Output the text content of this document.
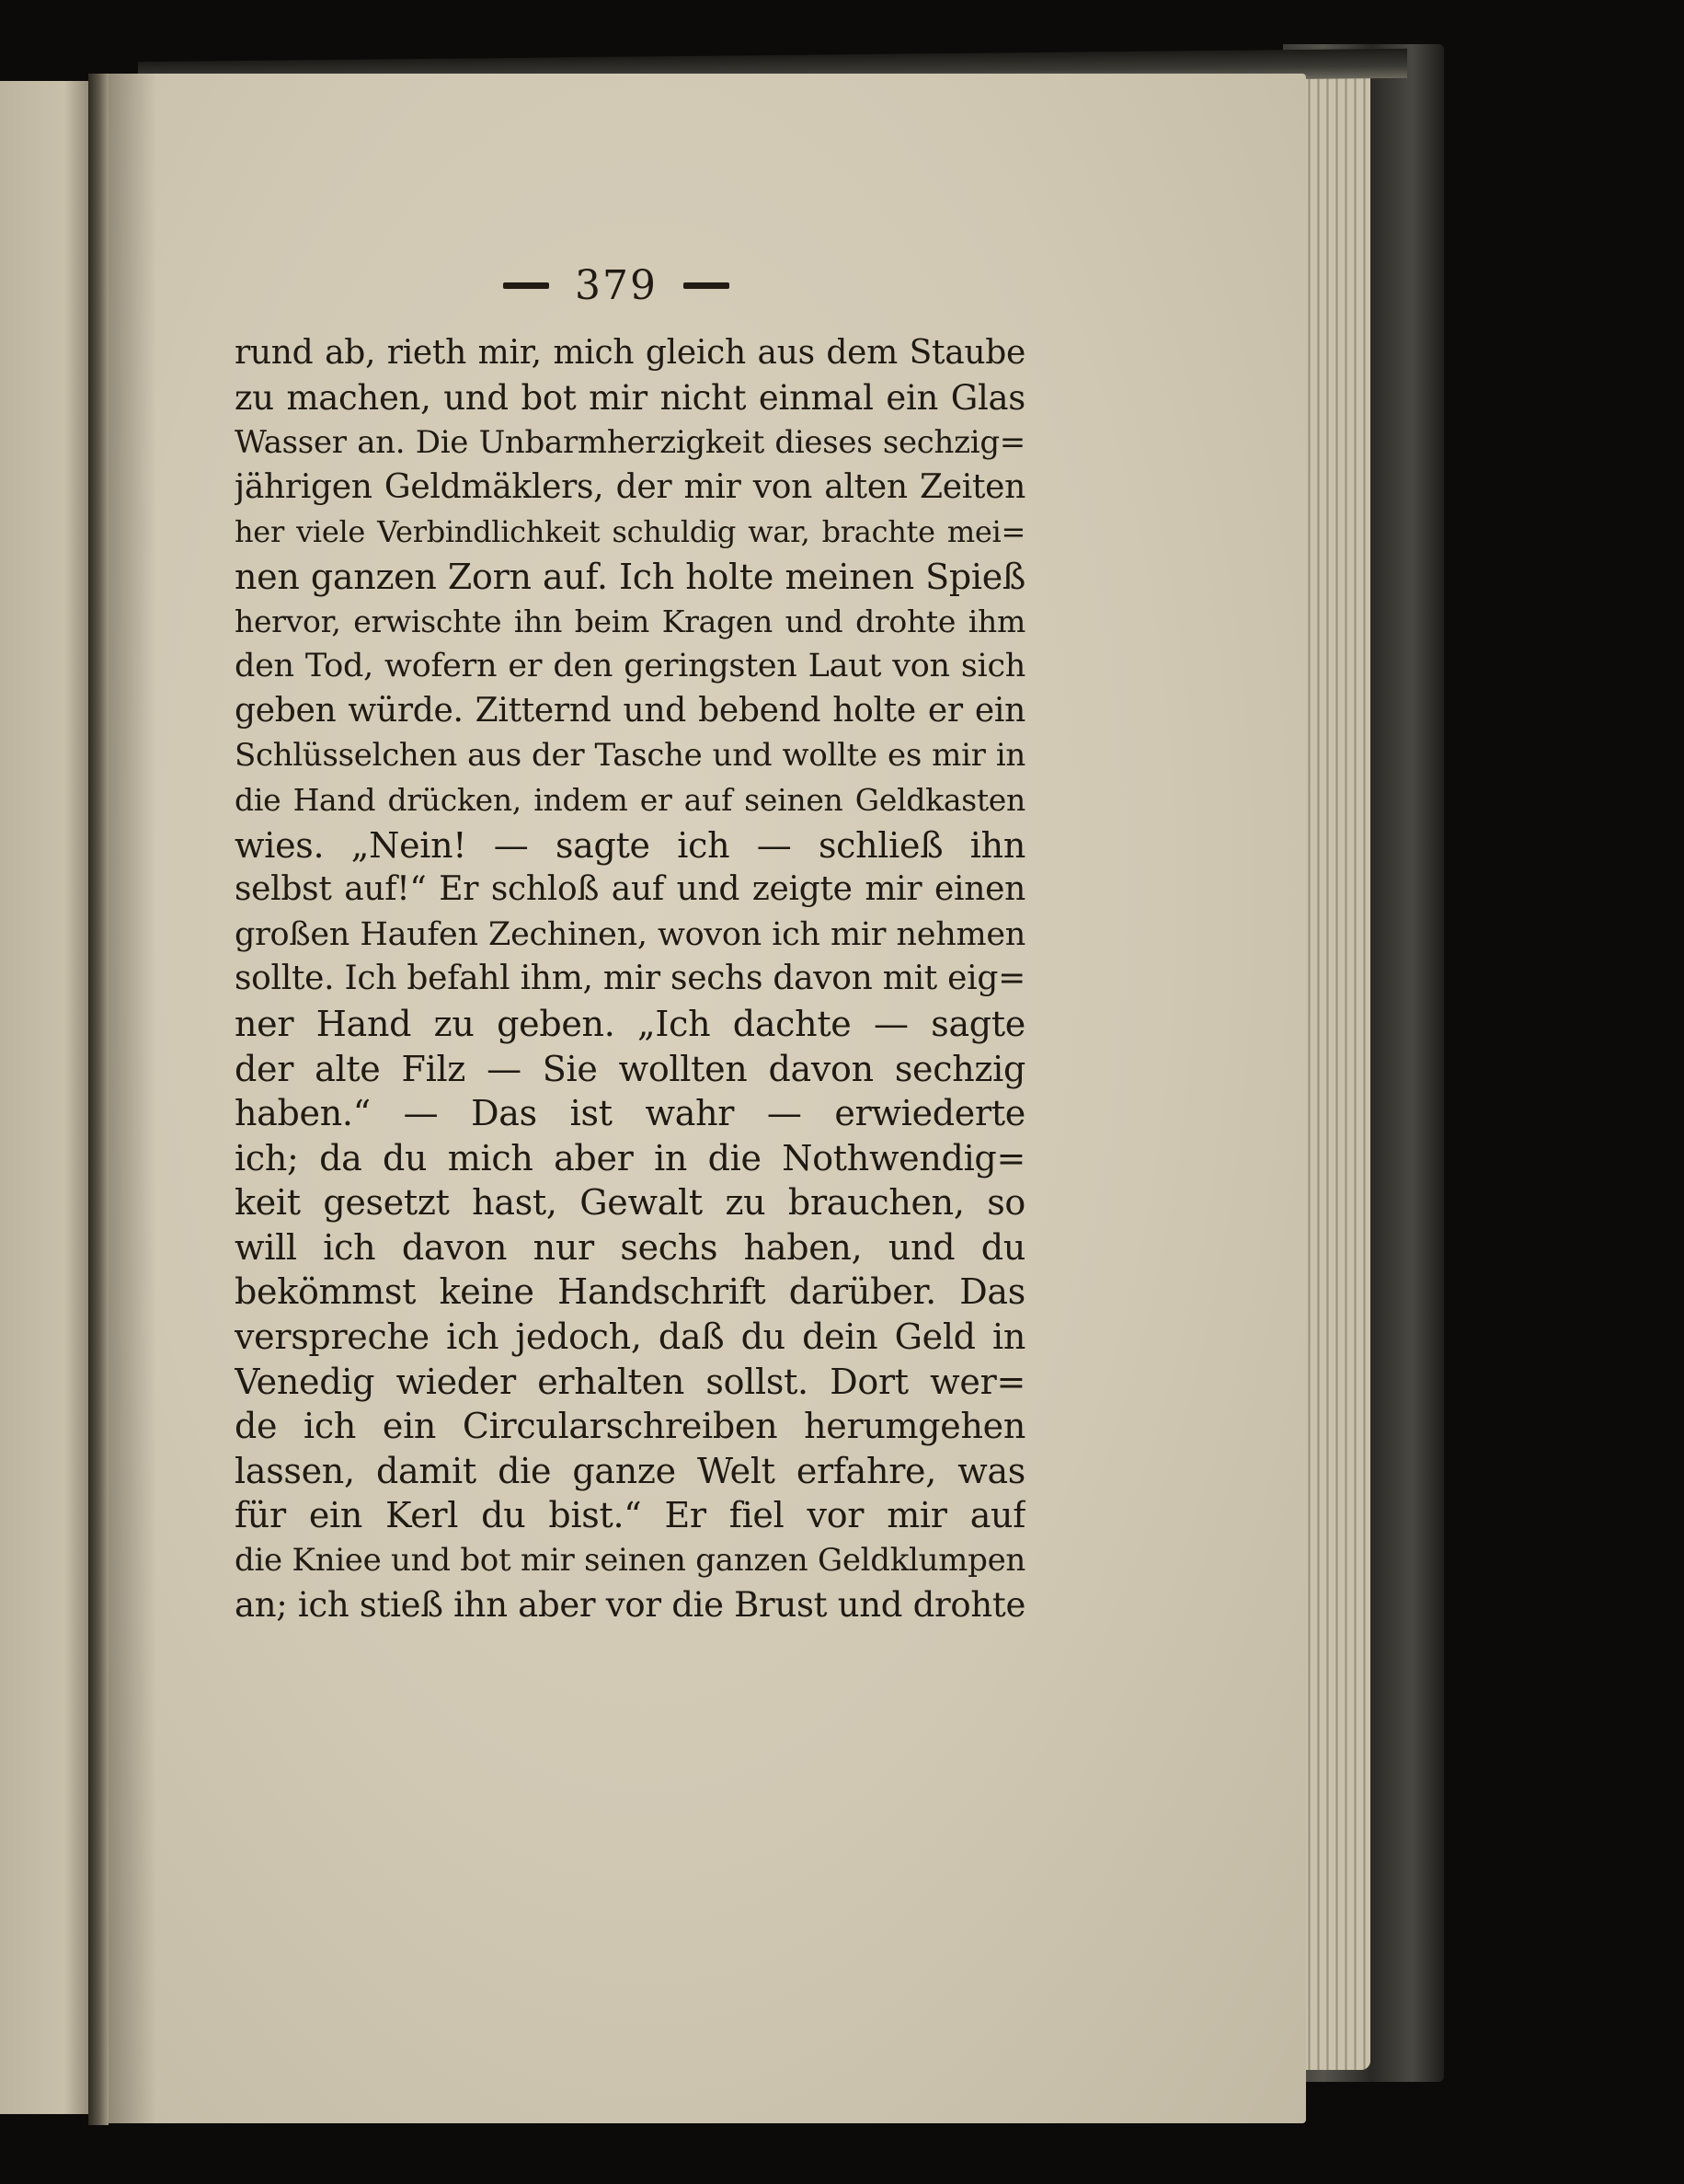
379
rund ab, rieth mir, mich gleich aus dem Staube
zu machen, und bot mir nicht einmal ein Glas
Wasser an. Die Unbarmherzigkeit dieses sechzig=
jährigen Geldmäklers, der mir von alten Zeiten
her viele Verbindlichkeit schuldig war, brachte mei=
nen ganzen Zorn auf. Ich holte meinen Spieß
hervor, erwischte ihn beim Kragen und drohte ihm
den Tod, wofern er den geringsten Laut von sich
geben würde. Zitternd und bebend holte er ein
Schlüsselchen aus der Tasche und wollte es mir in
die Hand drücken, indem er auf seinen Geldkasten
wies. „Nein! — sagte ich — schließ ihn
selbst auf!“ Er schloß auf und zeigte mir einen
großen Haufen Zechinen, wovon ich mir nehmen
sollte. Ich befahl ihm, mir sechs davon mit eig=
ner Hand zu geben. „Ich dachte — sagte
der alte Filz — Sie wollten davon sechzig
haben.“ — Das ist wahr — erwiederte
ich; da du mich aber in die Nothwendig=
keit gesetzt hast, Gewalt zu brauchen, so
will ich davon nur sechs haben, und du
bekömmst keine Handschrift darüber. Das
verspreche ich jedoch, daß du dein Geld in
Venedig wieder erhalten sollst. Dort wer=
de ich ein Circularschreiben herumgehen
lassen, damit die ganze Welt erfahre, was
für ein Kerl du bist.“ Er fiel vor mir auf
die Kniee und bot mir seinen ganzen Geldklumpen
an; ich stieß ihn aber vor die Brust und drohte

Required work – Make an exact copy of the data above, pictures excluded.

Task output –
Output the text content of this document.
379
rund ab, rieth mir, mich gleich aus dem Staube
zu machen, und bot mir nicht einmal ein Glas
Wasser an. Die Unbarmherzigkeit dieses sechzig=
jährigen Geldmäklers, der mir von alten Zeiten
her viele Verbindlichkeit schuldig war, brachte mei=
nen ganzen Zorn auf. Ich holte meinen Spieß
hervor, erwischte ihn beim Kragen und drohte ihm
den Tod, wofern er den geringsten Laut von sich
geben würde. Zitternd und bebend holte er ein
Schlüsselchen aus der Tasche und wollte es mir in
die Hand drücken, indem er auf seinen Geldkasten
wies. „Nein! — sagte ich — schließ ihn
selbst auf!“ Er schloß auf und zeigte mir einen
großen Haufen Zechinen, wovon ich mir nehmen
sollte. Ich befahl ihm, mir sechs davon mit eig=
ner Hand zu geben. „Ich dachte — sagte
der alte Filz — Sie wollten davon sechzig
haben.“ — Das ist wahr — erwiederte
ich; da du mich aber in die Nothwendig=
keit gesetzt hast, Gewalt zu brauchen, so
will ich davon nur sechs haben, und du
bekömmst keine Handschrift darüber. Das
verspreche ich jedoch, daß du dein Geld in
Venedig wieder erhalten sollst. Dort wer=
de ich ein Circularschreiben herumgehen
lassen, damit die ganze Welt erfahre, was
für ein Kerl du bist.“ Er fiel vor mir auf
die Kniee und bot mir seinen ganzen Geldklumpen
an; ich stieß ihn aber vor die Brust und drohte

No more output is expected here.